▸ **Excerpt**
==============================

Inflammation and the other innate defenses are critical to the defense
of the body. Animals that fail to mount innate responses will die from
overwhelming infections. Nevertheless, these responses cannot offer the
ultimate solution to the defense of the body. What is really needed is a
defense system that can recognize and destroy specific invaders, and
then learn from the process so that if they invade a second time, they
will be destroyed even more effectively. In this system, the more often
an individual encounters an invading bacterium or virus, the more
effective will be its defenses against that organism. This type of
"smart" response is the function of the adaptive immune system, so
called since it adapts itself to ongoing threats to the animal. Although
it develops slowly, when an animal eventually develops adaptive
immunity, the chances of successful invasion by that organism decline
precipitously, and the animal is said to be immune. The adaptive immune
system provides the ultimate defense of the body. Its essential nature
is readily seen when its loss leads inevitably to uncontrolled
infections and death. A key difference between the innate and adaptive
immune systems lies in their use of cell surface receptors to recognize
foreign invaders (Table 1.1). The cells of the innate system use a
limited number of preformed receptors that bind to molecules expressed
by many different microbes, and the response is therefore generic in
nature. In contrast, the cells of the adaptive immune system generate
enormous numbers of new, structurally unique receptors that bind
specifically to those foreign molecules that induce them. Because the
binding repertoire of these receptors is generated randomly, they are
assured of recognizing at least some of the molecules found on almost
any invading microorganism.

==============================

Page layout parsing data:
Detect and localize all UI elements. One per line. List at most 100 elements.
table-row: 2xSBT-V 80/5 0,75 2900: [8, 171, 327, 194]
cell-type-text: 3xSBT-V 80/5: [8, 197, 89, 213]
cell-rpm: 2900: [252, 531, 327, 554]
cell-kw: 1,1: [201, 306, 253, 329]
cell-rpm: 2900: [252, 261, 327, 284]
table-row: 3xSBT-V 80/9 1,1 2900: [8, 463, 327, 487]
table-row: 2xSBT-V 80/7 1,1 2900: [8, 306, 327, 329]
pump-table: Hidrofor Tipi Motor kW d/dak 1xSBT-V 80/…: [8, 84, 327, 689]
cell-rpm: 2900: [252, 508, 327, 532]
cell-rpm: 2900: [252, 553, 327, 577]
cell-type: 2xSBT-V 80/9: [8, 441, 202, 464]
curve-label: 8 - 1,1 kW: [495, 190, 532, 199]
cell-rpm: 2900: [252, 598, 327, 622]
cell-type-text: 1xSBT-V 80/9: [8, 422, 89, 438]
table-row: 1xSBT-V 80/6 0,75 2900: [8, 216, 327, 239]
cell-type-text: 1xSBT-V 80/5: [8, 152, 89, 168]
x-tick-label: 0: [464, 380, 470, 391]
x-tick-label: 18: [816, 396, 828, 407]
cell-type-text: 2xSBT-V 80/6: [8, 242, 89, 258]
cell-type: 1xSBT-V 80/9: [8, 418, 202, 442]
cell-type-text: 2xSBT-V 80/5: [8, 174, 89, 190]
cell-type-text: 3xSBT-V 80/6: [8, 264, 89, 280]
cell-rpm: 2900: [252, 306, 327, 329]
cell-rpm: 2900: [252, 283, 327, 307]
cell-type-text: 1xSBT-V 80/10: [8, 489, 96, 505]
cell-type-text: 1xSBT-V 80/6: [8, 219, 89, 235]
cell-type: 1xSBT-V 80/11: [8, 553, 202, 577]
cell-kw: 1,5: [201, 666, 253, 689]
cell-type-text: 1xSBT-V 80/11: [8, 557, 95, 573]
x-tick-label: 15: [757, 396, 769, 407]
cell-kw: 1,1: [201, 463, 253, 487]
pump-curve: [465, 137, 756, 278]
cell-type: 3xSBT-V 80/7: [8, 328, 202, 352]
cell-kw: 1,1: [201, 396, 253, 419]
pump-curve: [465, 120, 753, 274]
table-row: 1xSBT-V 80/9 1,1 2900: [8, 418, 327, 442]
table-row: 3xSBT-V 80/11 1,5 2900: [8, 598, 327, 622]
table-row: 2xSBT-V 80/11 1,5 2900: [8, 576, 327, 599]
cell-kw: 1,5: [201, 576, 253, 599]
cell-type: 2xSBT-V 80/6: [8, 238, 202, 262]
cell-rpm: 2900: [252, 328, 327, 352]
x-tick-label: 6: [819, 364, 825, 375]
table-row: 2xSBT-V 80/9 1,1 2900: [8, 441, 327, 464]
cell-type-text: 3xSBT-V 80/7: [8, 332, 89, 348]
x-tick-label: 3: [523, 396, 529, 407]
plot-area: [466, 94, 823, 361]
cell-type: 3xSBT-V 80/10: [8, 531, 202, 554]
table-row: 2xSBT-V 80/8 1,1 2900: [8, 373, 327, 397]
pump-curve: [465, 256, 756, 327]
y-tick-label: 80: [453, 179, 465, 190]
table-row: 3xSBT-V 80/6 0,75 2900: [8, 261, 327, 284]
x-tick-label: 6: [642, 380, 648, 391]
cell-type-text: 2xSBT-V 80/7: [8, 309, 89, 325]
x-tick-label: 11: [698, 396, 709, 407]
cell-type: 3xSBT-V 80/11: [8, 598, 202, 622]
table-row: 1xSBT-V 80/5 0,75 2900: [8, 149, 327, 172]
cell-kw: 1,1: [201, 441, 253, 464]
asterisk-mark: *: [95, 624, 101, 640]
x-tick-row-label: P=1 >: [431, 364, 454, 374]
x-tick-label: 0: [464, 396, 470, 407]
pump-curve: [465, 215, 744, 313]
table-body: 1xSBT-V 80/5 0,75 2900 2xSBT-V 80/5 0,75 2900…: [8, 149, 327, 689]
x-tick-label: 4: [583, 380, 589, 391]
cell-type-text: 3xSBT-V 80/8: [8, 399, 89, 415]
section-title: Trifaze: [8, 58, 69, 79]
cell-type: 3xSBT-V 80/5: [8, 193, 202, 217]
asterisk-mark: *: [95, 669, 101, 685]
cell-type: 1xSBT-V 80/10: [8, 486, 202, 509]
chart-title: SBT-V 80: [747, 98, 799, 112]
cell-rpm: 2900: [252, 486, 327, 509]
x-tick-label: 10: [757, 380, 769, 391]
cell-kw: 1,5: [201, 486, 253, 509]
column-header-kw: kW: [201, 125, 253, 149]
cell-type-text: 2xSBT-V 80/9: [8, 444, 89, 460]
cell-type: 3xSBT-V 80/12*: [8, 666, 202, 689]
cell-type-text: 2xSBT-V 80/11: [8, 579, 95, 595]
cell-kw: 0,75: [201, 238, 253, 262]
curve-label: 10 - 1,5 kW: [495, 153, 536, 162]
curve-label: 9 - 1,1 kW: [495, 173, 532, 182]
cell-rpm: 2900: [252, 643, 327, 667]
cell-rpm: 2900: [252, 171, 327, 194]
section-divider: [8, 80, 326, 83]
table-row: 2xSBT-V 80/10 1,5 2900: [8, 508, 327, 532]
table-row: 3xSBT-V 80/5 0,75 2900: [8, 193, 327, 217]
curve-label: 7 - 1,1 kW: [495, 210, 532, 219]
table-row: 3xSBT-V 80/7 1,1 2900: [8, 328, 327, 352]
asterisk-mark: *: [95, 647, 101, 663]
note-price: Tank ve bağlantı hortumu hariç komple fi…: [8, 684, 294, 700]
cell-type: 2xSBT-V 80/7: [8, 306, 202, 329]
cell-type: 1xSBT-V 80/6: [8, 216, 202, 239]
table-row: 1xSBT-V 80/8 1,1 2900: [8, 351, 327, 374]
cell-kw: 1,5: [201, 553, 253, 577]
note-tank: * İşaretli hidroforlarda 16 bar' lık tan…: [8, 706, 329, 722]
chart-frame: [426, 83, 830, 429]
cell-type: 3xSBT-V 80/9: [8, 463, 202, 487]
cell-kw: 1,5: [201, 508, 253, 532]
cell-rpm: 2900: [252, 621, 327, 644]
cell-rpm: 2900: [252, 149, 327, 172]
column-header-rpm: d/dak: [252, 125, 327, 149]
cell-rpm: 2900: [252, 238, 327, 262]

==============================

▸ **Study questions**
a: Answer these questions from the excerpt on innate and adaptive immunity:
(i) What happens to animals that fail to mount innate responses?
(ii) Why is the adaptive immune system given that name?
(iii) What kind of receptors do the cells of the innate system use?
b: According to the excerpt on innate and adaptive immunity, what must the defense system that "is really needed" be able to do? List each ability.

▸ **Task answers**
a:
(i) They die from overwhelming infections.
(ii) It adapts itself to ongoing threats to the animal.
(iii) A limited number of preformed receptors that bind to molecules expressed by many different microbes.

b:
- Recognize specific invaders
- Destroy specific invaders
- Learn from the process so that, if the invaders return a second time, they are destroyed even more effectively